- **STATED EXERCISE**
Make a tally of the lines in the records that include the string "kilogram", and give only that number.

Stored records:
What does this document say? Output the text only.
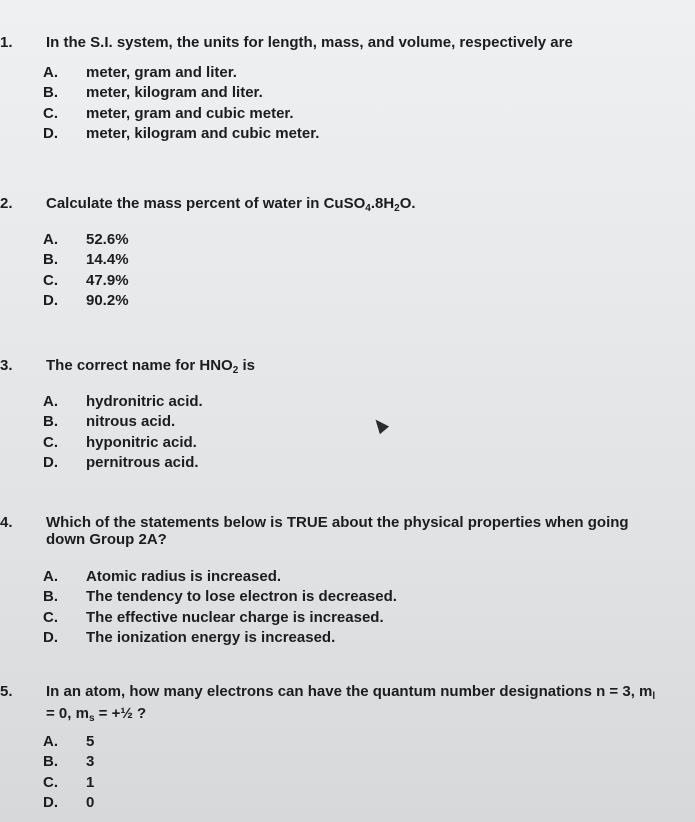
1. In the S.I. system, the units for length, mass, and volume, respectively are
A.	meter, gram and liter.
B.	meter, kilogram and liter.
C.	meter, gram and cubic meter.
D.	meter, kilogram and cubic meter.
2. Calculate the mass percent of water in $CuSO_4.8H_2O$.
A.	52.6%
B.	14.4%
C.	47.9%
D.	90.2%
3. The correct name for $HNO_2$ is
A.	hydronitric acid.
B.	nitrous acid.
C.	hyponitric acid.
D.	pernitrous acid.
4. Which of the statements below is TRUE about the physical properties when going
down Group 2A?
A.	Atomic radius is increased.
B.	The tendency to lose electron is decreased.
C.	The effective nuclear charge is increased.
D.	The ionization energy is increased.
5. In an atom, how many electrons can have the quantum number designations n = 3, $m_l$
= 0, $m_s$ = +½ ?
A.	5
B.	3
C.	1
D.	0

- **REPLY**
2